What you will do: The line containing "Read out every word on this page." marks the start; return it and every line after it in the listing below, exactly, through the last.

==== Records for the exercise

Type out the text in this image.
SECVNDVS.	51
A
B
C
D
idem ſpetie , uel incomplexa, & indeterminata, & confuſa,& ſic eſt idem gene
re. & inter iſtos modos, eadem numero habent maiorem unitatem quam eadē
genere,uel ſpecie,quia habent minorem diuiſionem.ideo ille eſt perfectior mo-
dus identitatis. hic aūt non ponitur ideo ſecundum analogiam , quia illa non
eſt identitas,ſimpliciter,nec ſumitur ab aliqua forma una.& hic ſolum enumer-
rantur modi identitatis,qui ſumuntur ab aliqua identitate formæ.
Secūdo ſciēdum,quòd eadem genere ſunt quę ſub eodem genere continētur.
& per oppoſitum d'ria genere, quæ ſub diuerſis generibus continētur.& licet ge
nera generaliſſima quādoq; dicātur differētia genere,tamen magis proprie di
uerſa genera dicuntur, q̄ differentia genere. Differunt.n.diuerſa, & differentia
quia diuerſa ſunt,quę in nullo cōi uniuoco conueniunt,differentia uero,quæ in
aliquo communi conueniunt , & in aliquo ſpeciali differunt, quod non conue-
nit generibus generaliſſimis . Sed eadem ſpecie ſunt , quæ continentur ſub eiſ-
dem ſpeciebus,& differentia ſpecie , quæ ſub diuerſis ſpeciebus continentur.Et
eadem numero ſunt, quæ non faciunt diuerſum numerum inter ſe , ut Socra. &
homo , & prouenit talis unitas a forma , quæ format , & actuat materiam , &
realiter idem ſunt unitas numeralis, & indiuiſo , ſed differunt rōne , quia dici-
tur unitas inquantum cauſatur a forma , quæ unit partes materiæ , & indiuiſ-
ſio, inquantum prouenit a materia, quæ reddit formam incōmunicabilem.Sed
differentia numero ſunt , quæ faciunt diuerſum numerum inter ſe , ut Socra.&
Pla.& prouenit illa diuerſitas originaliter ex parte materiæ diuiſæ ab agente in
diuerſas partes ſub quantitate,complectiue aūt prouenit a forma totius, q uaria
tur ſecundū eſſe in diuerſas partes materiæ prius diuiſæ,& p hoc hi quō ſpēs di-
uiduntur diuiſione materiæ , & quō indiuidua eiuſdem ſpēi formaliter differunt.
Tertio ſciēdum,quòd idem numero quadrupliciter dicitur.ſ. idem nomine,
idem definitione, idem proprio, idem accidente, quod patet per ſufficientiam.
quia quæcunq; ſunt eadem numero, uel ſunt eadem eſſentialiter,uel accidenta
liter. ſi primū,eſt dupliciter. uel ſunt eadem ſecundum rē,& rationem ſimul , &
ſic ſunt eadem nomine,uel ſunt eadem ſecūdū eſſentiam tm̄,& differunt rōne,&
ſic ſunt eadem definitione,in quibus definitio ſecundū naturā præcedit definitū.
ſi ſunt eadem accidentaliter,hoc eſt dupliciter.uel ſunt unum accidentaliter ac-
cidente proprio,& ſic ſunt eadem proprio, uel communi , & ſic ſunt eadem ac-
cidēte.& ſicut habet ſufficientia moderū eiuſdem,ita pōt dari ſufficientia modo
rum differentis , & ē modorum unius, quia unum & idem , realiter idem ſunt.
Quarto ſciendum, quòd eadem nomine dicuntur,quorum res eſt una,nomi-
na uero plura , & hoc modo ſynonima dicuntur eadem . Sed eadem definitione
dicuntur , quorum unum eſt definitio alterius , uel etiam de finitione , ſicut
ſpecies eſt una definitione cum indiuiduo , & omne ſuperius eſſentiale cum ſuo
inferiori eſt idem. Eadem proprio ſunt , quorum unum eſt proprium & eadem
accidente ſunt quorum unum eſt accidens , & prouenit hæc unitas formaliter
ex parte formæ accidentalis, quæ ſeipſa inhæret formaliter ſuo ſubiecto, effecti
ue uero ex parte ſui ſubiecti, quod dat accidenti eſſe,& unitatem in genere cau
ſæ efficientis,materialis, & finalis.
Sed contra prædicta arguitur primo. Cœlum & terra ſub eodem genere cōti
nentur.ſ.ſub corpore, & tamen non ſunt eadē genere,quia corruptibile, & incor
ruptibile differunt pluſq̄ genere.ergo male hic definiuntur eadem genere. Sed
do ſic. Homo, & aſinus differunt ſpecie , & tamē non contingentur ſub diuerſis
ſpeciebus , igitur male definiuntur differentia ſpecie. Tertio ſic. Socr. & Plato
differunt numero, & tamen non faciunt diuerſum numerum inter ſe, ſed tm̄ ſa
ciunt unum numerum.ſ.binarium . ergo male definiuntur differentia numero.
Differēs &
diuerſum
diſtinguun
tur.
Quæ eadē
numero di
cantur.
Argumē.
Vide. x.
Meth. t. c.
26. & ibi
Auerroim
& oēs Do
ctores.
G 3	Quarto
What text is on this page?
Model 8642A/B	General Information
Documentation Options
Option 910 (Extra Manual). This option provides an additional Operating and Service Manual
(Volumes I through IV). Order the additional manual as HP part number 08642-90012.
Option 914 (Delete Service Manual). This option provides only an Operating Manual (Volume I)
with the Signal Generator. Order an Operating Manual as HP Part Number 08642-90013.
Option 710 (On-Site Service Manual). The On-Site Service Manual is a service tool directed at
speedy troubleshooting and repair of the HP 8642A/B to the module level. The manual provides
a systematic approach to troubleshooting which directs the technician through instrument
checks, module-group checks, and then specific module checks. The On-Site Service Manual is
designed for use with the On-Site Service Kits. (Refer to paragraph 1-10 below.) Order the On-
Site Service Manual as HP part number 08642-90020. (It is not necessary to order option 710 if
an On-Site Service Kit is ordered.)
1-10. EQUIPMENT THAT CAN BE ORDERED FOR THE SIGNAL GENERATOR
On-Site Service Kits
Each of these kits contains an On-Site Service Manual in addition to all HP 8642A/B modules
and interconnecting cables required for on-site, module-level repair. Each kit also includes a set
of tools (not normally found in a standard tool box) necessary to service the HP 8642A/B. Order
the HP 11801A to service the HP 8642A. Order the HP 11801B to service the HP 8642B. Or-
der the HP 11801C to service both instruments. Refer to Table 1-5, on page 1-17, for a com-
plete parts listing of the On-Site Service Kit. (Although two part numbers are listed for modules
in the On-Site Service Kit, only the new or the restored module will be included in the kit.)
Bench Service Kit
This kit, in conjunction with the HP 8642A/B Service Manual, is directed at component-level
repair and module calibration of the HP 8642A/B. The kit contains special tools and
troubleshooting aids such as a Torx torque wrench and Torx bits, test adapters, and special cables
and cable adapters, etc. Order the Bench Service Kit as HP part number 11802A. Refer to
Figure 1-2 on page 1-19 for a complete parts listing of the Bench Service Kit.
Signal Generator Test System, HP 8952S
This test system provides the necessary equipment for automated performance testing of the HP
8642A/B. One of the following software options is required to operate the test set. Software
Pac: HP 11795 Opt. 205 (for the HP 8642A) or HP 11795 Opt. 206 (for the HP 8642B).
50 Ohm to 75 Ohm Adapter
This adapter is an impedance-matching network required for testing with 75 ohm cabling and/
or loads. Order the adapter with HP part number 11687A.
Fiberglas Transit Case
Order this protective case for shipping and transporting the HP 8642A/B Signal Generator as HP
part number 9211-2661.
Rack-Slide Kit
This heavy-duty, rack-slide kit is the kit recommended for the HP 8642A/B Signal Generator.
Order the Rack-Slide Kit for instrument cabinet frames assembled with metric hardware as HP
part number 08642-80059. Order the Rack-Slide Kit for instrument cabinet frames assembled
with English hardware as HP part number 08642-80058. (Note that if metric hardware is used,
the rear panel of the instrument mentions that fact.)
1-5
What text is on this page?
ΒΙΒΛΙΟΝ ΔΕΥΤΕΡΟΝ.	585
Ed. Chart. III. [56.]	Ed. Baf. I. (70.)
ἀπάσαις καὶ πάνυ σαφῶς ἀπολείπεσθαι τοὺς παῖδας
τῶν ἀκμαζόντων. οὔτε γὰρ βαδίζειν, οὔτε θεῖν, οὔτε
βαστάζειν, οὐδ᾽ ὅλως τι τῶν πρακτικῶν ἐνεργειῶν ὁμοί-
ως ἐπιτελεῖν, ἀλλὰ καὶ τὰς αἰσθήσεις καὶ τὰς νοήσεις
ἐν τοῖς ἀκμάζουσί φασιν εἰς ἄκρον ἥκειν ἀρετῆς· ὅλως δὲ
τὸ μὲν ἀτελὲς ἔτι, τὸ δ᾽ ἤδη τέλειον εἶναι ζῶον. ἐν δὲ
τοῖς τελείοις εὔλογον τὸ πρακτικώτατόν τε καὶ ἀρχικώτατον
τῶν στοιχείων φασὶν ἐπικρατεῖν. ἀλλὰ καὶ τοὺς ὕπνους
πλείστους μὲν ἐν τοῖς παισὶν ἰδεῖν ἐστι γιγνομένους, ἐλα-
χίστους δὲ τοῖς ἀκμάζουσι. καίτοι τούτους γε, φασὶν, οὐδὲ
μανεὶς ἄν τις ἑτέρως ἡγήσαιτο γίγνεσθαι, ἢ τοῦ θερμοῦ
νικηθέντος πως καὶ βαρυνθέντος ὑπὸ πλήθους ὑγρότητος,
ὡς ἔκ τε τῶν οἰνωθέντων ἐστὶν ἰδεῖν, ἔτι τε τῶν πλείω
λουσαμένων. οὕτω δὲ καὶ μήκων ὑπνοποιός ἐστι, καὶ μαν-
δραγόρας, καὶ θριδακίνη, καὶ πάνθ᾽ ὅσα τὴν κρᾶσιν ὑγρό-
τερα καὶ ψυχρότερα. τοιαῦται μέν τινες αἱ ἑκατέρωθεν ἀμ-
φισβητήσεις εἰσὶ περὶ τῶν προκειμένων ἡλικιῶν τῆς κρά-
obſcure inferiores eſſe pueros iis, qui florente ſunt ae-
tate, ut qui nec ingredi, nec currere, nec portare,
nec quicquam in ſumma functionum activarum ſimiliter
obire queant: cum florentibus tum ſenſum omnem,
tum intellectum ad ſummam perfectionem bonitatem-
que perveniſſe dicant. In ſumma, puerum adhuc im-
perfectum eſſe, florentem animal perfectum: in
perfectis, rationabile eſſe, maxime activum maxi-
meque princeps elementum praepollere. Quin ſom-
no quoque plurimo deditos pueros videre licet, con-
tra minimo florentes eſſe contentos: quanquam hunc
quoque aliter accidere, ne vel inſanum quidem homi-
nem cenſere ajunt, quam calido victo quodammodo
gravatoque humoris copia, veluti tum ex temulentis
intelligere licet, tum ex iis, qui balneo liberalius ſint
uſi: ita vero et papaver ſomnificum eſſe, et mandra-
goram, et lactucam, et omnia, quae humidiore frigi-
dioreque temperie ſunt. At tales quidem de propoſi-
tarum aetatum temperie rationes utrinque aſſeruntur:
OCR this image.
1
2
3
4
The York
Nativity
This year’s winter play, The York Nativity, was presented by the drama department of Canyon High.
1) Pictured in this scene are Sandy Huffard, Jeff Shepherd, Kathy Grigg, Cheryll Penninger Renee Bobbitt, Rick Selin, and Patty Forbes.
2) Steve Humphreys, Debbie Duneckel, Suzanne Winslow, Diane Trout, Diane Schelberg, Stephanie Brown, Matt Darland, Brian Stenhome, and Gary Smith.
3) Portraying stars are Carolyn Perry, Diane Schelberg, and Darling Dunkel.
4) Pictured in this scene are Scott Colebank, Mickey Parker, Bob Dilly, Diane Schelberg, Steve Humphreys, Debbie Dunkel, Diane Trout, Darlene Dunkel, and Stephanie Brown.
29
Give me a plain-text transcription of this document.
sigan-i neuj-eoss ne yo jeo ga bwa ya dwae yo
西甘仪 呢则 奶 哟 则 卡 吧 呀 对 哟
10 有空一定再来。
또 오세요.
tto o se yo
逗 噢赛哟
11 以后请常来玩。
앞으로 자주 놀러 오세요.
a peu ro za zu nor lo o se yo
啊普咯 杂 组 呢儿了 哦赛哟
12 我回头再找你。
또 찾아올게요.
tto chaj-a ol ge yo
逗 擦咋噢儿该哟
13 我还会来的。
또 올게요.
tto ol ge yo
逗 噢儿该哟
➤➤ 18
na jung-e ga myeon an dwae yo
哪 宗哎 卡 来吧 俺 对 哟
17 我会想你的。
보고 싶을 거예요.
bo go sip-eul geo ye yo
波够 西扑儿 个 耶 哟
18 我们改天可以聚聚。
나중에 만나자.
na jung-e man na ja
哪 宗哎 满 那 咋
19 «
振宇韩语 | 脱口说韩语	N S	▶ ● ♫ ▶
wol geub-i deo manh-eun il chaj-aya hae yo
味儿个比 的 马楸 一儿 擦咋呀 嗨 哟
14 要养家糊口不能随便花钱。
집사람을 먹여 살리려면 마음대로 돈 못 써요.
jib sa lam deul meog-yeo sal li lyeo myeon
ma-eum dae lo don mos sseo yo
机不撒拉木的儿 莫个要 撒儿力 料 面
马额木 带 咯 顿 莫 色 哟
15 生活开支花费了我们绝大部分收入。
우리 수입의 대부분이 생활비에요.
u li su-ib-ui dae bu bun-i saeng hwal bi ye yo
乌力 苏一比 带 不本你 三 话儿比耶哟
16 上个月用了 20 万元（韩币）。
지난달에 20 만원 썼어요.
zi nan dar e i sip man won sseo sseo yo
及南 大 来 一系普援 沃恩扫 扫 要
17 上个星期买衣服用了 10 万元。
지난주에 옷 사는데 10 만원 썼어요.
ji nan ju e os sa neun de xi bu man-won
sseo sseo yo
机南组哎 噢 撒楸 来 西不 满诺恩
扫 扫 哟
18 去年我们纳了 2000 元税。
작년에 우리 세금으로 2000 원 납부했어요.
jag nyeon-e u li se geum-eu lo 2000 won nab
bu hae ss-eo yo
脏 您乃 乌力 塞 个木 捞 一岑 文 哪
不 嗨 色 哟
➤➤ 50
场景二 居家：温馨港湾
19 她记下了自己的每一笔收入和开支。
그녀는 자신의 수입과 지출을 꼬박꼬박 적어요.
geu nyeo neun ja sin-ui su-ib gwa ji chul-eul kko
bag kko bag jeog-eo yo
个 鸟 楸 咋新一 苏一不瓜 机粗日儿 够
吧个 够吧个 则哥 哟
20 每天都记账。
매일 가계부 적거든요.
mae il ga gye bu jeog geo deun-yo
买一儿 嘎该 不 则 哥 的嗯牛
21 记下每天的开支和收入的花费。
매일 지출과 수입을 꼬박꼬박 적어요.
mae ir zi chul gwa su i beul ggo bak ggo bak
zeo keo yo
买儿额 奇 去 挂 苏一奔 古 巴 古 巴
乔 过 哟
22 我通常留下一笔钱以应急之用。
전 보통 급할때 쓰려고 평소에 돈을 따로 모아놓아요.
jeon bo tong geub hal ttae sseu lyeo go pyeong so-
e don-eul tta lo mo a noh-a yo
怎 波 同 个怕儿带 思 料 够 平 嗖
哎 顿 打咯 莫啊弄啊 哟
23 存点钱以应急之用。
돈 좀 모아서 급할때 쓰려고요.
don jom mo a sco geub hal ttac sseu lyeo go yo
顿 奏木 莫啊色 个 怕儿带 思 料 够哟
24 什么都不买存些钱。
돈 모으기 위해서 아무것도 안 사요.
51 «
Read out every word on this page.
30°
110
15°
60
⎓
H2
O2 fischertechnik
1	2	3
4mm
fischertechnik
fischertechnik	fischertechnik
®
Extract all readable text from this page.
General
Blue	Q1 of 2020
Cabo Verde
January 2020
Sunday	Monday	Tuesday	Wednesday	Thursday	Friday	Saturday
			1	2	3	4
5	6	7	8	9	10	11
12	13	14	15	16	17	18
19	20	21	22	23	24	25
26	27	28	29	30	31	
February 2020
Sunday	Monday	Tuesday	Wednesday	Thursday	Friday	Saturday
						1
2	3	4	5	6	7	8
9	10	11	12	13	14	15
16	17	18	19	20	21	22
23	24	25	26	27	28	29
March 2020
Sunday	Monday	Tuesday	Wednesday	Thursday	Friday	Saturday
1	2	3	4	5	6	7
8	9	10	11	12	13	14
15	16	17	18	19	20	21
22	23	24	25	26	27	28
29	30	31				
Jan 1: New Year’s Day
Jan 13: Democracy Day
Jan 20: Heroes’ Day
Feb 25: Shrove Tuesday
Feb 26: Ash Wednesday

========

Answer for the task:
Read out every word on this page.
30°
110
15°
60
⎓
H2
O2 fischertechnik
1	2	3
4mm
fischertechnik
fischertechnik	fischertechnik
®
Extract all readable text from this page.
General
Blue	Q1 of 2020
Cabo Verde
January 2020
Sunday	Monday	Tuesday	Wednesday	Thursday	Friday	Saturday
			1	2	3	4
5	6	7	8	9	10	11
12	13	14	15	16	17	18
19	20	21	22	23	24	25
26	27	28	29	30	31	
February 2020
Sunday	Monday	Tuesday	Wednesday	Thursday	Friday	Saturday
						1
2	3	4	5	6	7	8
9	10	11	12	13	14	15
16	17	18	19	20	21	22
23	24	25	26	27	28	29
March 2020
Sunday	Monday	Tuesday	Wednesday	Thursday	Friday	Saturday
1	2	3	4	5	6	7
8	9	10	11	12	13	14
15	16	17	18	19	20	21
22	23	24	25	26	27	28
29	30	31				
Jan 1: New Year’s Day
Jan 13: Democracy Day
Jan 20: Heroes’ Day
Feb 25: Shrove Tuesday
Feb 26: Ash Wednesday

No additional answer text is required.